* **Verilen Metin**:
Yargıtay Kararı 18. Hukuk Dairesi 2014/673 E. 2014/7343 K. 21.04.2014 T.

YARGITAY KARARI
DAİRE : 18. Hukuk Dairesi
ESAS NO : 2014/673
KARAR NO : 2014/7343
KARAR TARİHİ : 21.04.2014

Davacılar F.. A.. vd. ile davalı İ.. B.. aralarındaki kamulaştırmasız el atma nedenine dayalı olarak taşınmaz bedelinin tahsili davasına dair İzmir 3.Asliye Hukuk Mahkemesinden verilen 06.03.2013 günlü ve 2012/68-2013/103 sayılı hükmün bozulması hakkında Dairece verilen 17.09.2013 günlü ve 2013/8710-11621 sayılı ilama karşı taraf vekillerince karar düzeltme isteminde bulunulmuştur.
Bu isteklerin süresi içinde olduğu anlaşıldıktan sonra dosyadaki bütün kağıtlar okunup gereği düşünüldü:

Y A R G I T A Y K A R A R I

Taraf vekillerinin karar düzeltme istemi üzerine tüm dosyanın yeniden incelemesi sonucunda, mahkeme kararının aşağıda açıklanan nedenlerle bozulması gerekirken bu hususlar dikkate alınmadan bozma yapıldığı, ayrıca 11.06.2013 tarihinde yürürlüğe giren 6487 sayılı Yasa ile 2942 sayılı Kamulaştırma Kanunu’nun değiştirilen Geçici 6. maddesinin 7. ve 13. fıkraları gereğince harç ve vekalet ücretinin maktu olarak belirlenmesi gerektiği anlaşılmakla taraf vekillerinin karar düzeltme istemlerinin bu nedenle ve aşağıda açıklanan nedenlerle kabulüne, Dairemizin 17.09.2013 gün ve 2013/8710-11621 sayılı bozma kararının kaldırılmasına karar verildikten sonra dosyadaki tüm bilgi ve belgelerin incelenmesi sonucunda;
Davacı tarafça taşınmazın bir kısmına fiilen yol ve açıkhava tiyatrosu yapılmak suretiyle el atıldığı, geri kalan kısmının ise imar planında ağaçlandırılacak alan olarak ayrılıp rekreasyon alanı olarak belirlendiği belirtilerek taşınmazın tamamının bedeli istenilmiştir.
Mahkemece taşınmazın bir kısmına el atılarak doğal yapısının bozulması ve taşınmazın imar planında rekreasyon alanında kalması nedeniyle kamulaştırmasız el atıldığı kabul edilerek 29.12.2009 tarihli 2009/520E- 2010/385K sayı ile davanın kabulüne karar verilmiş, bu karar Yargıtay 5.HD 2011/2538-10583 sayılı ilamı ile taşınmazın bedelinin tespiti ile ilgili değerlendirme yanlışlığı yönünden bozulması üzerine bozmaya uyularak yapılan yargılama sonucunda yeniden davanın kabulüne karar verilmiştir.
1-Öncelikle taşınmaza kamulaştırmasız fiilen el atma bulunup bulunmadığına bakılmalıdır. Bir taşınmazda kamulaştırmasız el atma olgusunun varlığının kabul edilmesi için usulüne uygun kamulaştırma işlemi yapılmadan, kamulaştırma yetkisine sahip kamu idaresi tarafından bir kamu hizmeti sunulması amacıyla taşınmaza kalıcı ve sürekli olarak fiilen el atılması gerekir.

* **Veri Kümesi Alıntısı**:
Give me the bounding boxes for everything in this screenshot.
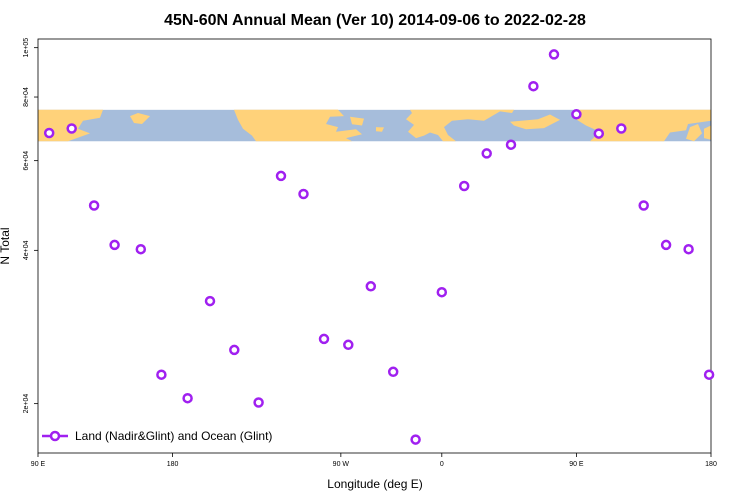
x-tick-label: 0 [440,461,444,468]
legend-marker [49,430,61,442]
data-point [156,369,167,380]
data-point [387,366,399,378]
map-land [704,125,711,140]
data-point [365,281,377,292]
x-tick-label: 180 [167,461,179,468]
map-land [300,109,338,118]
y-tick-label: 4e+04 [23,240,30,260]
y-tick-label: 2e+04 [23,394,30,414]
data-point [318,333,330,345]
data-point [43,127,55,139]
x-axis-label: Longitude (deg E) [327,477,422,491]
data-point [253,397,264,408]
chart-title: 45N-60N Annual Mean (Ver 10) 2014-09-06 … [164,12,586,29]
data-point [436,286,448,298]
data-point [88,200,100,211]
data-point [135,243,147,255]
data-point [616,123,627,134]
legend-label: Land (Nadir&Glint) and Ocean (Glint) [75,429,272,443]
plot-frame [37,38,712,454]
y-tick-label: 8e+04 [23,87,30,107]
data-point [593,128,605,139]
map-land [130,113,150,124]
data-point [458,180,470,192]
data-point [229,344,240,356]
legend: Land (Nadir&Glint) and Ocean (Glint) [42,429,272,443]
x-tick-label: 90 E [31,461,46,468]
x-tick-label: 90 E [569,461,584,468]
data-point [182,392,193,404]
y-axis: 2e+04 4e+04 6e+04 8e+04 1e+05 [23,38,38,414]
y-tick-label: 1e+05 [23,38,30,58]
map-land [406,109,514,142]
data-point [410,434,421,445]
map-land [350,116,364,126]
data-point [528,80,539,92]
data-point [66,123,77,134]
data-point [703,369,715,380]
data-point [298,188,309,200]
data-point [683,243,694,255]
data-point [109,239,120,251]
map-land [510,114,560,130]
y-axis-label: N Total [0,227,12,264]
plot-area [37,38,712,454]
x-axis: 90 E 180 90 W 0 90 E 180 [31,453,717,468]
data-point [343,339,354,351]
data-series [43,49,715,445]
y-tick-label: 6e+04 [23,151,30,171]
x-tick-label: 180 [705,461,717,468]
map-land [686,124,702,142]
map-land [234,109,362,142]
data-point [505,139,517,150]
data-point [204,295,216,307]
map-land [376,127,384,132]
world-map-strip [38,109,711,142]
data-point [638,200,649,211]
data-point [660,239,672,251]
data-point [481,148,492,159]
data-point [275,170,287,182]
x-tick-label: 90 W [333,461,350,468]
data-point [548,49,560,60]
data-point [571,109,582,120]
map-land [576,109,711,142]
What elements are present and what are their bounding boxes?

* **Çözülecek Görevler**:
1. Yukarıdaki Yargıtay kararından "Mahkemece taşınmazın bir" sözlerinden başlayıp aşağıya doğru "kabulüne karar verilmiştir." sözlerine kadar uzanan bölümün tamamını hiçbir değişiklik yapmadan yazın.
2. Kamulaştırmasız el atmayla ilgili Yargıtay kararını kaldığı yerden devam ettirin.

* **Görev Yanıtları**:
1.
Mahkemece taşınmazın bir kısmına el atılarak doğal yapısının bozulması ve taşınmazın imar planında rekreasyon alanında kalması nedeniyle kamulaştırmasız el atıldığı kabul edilerek 29.12.2009 tarihli 2009/520E- 2010/385K sayı ile davanın kabulüne karar verilmiş, bu karar Yargıtay 5.HD 2011/2538-10583 sayılı ilamı ile taşınmazın bedelinin tespiti ile ilgili değerlendirme yanlışlığı yönünden bozulması üzerine bozmaya uyularak yapılan yargılama sonucunda yeniden davanın kabulüne karar verilmiştir.

2.
Dosyadaki kanıt ve belgelerin incelenmesinde;
15.02.2010 tarihli fen bilirkişisi raporunda dava konusu 143 ada 15 parsel numaralı taşınmazın imar durumuna göre krokisinde A ile gösterilen 158,14 m² lik kısmının 2 katlı konut alanında, B ile gösterilen 275,15 m² lik kısmının imar yolunda ve C ile gösterilen 74.254,71 m² lik kısmının ise rekreasyon alanı, ağaçlandırılacak
alan ve açık hava tiyatrosu alanında kaldığı, imar planında yer almasına rağmen antik tiyatro inşaatının, taşınmaz üzerinde yapılmadığı, başka parselde yapılan tiyatro inşaatı çalışması nedeniyle yine krokisinde gösterilen taşınmazın 683,96 m² lik kısmında hafriyat yapmak, 1425,17 m² lik kısmında ise toprak yol açmak suretiyle müdahalede bulunulduğu,
28.06.2010 tarihli fen bilirkişi raporunda ise; davalının el atılan taşınmazdan geri çekildiği ve eski hale getirildiği beyanları üzerine yeniden ölçüm yaptığı, bunun sonucunda 1338,92 m² lik kısımda toprak yol olarak kullanılan kısımda iş makineleri ile düzeltme yapılarak taşınmazın doğal yapısının bozulduğu, 281,30 m² lik kısımda kanal açma çalışması yapıldığı, zeminde fiilen bulunmayan antik tiyatro binasının 44,47 m² lik kısmının dava konusu taşınmaza tecavüzlü konumda olduğu belirtilmiştir.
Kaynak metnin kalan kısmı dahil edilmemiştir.